* _WORK INSTRUCTIONS_
Copy the stretch from the start of the material through the line that contains "legend-label-12-exp: #12 Exp", substituting "panel-g-y-tick" for "panel-g-ytick-label" and leaving all else unchanged.

* _RECORDS SUPPLIED_
begin

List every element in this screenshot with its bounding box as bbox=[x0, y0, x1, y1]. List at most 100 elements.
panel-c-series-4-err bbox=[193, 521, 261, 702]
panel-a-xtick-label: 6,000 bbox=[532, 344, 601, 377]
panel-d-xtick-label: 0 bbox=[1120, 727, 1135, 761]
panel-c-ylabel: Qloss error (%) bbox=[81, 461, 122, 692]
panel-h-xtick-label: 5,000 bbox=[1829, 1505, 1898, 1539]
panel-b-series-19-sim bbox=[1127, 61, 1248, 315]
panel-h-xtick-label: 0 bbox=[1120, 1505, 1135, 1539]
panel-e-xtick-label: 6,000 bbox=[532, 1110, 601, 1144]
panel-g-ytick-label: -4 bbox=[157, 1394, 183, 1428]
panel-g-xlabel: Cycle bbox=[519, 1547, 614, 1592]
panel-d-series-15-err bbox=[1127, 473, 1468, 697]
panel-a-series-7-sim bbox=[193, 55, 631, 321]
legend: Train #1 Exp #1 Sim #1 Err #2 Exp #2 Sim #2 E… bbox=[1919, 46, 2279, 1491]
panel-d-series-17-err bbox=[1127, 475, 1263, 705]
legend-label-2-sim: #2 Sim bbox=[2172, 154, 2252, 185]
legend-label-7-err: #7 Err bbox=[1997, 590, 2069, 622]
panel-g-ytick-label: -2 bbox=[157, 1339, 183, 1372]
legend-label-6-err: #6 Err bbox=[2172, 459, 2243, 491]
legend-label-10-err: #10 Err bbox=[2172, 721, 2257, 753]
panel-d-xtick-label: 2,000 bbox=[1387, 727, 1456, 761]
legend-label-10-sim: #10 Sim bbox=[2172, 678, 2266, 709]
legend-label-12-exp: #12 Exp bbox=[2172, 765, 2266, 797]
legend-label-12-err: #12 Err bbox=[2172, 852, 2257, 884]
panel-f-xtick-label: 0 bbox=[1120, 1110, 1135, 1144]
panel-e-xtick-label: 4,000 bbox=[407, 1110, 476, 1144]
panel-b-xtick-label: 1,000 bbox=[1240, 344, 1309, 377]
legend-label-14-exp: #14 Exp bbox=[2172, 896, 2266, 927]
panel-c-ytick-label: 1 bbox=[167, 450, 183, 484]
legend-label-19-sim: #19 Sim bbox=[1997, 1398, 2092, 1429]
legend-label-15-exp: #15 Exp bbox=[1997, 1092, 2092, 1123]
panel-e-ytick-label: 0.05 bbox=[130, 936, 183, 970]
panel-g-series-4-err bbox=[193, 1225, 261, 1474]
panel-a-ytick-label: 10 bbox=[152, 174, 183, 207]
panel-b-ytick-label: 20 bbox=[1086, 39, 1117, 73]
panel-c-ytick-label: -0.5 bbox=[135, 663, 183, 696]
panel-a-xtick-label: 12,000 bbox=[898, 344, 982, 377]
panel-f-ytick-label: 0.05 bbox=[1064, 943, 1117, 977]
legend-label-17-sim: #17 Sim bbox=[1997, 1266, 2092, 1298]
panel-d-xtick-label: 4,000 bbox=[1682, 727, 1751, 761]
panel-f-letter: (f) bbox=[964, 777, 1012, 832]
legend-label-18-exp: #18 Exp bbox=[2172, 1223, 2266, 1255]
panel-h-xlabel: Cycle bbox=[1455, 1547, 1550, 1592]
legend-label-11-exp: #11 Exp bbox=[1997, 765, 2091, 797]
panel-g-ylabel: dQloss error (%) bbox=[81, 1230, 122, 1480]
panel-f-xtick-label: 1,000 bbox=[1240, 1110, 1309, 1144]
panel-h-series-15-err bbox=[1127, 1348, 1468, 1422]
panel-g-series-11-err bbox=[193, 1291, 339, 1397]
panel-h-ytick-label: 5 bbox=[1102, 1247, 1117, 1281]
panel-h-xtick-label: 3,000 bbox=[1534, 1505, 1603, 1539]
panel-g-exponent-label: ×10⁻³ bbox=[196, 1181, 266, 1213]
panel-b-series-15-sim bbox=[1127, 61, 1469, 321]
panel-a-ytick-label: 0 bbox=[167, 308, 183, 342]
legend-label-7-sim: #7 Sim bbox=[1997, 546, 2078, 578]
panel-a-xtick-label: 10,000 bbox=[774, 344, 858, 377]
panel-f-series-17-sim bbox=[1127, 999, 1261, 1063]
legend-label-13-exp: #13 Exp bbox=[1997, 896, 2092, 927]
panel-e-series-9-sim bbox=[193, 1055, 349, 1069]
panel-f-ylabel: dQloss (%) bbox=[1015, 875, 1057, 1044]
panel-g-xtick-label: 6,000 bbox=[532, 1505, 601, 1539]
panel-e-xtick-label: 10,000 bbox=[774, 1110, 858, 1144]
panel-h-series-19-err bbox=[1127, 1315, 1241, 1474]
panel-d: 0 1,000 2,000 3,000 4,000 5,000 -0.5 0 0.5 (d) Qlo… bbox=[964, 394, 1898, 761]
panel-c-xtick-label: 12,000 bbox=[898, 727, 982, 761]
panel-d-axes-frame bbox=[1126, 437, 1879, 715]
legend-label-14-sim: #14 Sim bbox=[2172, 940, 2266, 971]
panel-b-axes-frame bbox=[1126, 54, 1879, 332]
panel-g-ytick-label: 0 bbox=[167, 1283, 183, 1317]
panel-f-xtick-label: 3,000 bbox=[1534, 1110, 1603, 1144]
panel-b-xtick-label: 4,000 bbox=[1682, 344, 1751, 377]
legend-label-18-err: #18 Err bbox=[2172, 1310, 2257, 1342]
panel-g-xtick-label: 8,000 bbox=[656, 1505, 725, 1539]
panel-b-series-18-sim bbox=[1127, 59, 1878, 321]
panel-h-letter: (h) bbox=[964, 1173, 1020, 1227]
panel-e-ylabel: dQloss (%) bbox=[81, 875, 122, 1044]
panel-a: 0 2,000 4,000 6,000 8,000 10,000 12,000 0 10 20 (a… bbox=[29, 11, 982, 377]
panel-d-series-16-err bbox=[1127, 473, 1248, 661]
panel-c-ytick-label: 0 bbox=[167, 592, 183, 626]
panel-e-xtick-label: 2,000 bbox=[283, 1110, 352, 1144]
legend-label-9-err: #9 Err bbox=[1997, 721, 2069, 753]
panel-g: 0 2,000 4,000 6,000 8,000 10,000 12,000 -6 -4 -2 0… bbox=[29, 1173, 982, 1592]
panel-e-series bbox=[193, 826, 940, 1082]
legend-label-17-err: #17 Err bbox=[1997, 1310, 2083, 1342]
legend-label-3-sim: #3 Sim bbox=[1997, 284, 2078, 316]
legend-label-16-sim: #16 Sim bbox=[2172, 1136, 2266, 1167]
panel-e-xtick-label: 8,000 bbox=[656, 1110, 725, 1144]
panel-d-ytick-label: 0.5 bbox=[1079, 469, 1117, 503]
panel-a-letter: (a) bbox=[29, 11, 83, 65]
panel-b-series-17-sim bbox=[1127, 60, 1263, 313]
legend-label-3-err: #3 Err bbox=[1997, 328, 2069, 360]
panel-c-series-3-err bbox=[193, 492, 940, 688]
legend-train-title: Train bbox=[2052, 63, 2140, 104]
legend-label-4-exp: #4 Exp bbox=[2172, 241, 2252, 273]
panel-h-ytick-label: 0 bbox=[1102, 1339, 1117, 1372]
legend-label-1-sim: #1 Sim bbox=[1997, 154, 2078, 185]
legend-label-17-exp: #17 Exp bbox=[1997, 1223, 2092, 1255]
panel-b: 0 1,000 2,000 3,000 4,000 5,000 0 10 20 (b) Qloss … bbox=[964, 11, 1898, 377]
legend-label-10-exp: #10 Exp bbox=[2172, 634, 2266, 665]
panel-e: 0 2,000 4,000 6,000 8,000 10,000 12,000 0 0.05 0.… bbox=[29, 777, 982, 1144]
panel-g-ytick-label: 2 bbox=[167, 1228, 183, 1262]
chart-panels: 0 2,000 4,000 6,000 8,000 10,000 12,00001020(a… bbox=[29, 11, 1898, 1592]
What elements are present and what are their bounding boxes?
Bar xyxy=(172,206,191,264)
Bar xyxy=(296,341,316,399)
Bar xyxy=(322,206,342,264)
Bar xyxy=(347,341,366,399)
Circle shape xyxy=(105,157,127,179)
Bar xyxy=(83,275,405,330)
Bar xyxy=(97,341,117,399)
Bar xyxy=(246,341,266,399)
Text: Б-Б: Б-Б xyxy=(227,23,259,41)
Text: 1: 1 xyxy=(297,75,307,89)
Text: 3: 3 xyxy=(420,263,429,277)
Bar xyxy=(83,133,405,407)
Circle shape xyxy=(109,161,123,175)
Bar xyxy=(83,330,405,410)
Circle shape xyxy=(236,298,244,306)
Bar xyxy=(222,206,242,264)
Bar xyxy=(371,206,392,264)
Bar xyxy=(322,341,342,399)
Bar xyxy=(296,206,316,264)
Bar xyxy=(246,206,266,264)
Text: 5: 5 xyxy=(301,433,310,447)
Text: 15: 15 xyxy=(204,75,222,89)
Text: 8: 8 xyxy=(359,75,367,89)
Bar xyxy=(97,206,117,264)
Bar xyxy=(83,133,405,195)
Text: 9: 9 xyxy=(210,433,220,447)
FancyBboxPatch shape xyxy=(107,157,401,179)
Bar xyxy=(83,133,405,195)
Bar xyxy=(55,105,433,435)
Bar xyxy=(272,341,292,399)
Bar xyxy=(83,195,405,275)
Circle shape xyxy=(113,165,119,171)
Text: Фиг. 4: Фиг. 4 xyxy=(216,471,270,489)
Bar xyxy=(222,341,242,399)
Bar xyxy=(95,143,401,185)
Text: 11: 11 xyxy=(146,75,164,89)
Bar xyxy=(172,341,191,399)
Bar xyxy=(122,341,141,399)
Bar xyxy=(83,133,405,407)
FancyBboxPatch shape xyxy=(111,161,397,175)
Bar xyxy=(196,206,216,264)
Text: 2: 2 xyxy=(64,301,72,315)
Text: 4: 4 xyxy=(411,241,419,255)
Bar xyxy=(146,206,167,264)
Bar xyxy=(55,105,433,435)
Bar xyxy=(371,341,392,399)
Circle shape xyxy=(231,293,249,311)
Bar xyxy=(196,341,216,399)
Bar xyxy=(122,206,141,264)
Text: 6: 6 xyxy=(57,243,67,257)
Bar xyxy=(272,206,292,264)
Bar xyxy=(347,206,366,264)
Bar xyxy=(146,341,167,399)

end

* _SOLUTION TO THE PROBLEM_
List every element in this screenshot with its bounding box as bbox=[x0, y0, x1, y1]. List at most 100 elements.
panel-c-series-4-err bbox=[193, 521, 261, 702]
panel-a-xtick-label: 6,000 bbox=[532, 344, 601, 377]
panel-d-xtick-label: 0 bbox=[1120, 727, 1135, 761]
panel-c-ylabel: Qloss error (%) bbox=[81, 461, 122, 692]
panel-h-xtick-label: 5,000 bbox=[1829, 1505, 1898, 1539]
panel-b-series-19-sim bbox=[1127, 61, 1248, 315]
panel-h-xtick-label: 0 bbox=[1120, 1505, 1135, 1539]
panel-e-xtick-label: 6,000 bbox=[532, 1110, 601, 1144]
panel-g-y-tick: -4 bbox=[157, 1394, 183, 1428]
panel-g-xlabel: Cycle bbox=[519, 1547, 614, 1592]
panel-d-series-15-err bbox=[1127, 473, 1468, 697]
panel-a-series-7-sim bbox=[193, 55, 631, 321]
legend: Train #1 Exp #1 Sim #1 Err #2 Exp #2 Sim #2 E… bbox=[1919, 46, 2279, 1491]
panel-d-series-17-err bbox=[1127, 475, 1263, 705]
legend-label-2-sim: #2 Sim bbox=[2172, 154, 2252, 185]
legend-label-7-err: #7 Err bbox=[1997, 590, 2069, 622]
panel-g-y-tick: -2 bbox=[157, 1339, 183, 1372]
legend-label-6-err: #6 Err bbox=[2172, 459, 2243, 491]
legend-label-10-err: #10 Err bbox=[2172, 721, 2257, 753]
panel-d-xtick-label: 2,000 bbox=[1387, 727, 1456, 761]
legend-label-10-sim: #10 Sim bbox=[2172, 678, 2266, 709]
legend-label-12-exp: #12 Exp bbox=[2172, 765, 2266, 797]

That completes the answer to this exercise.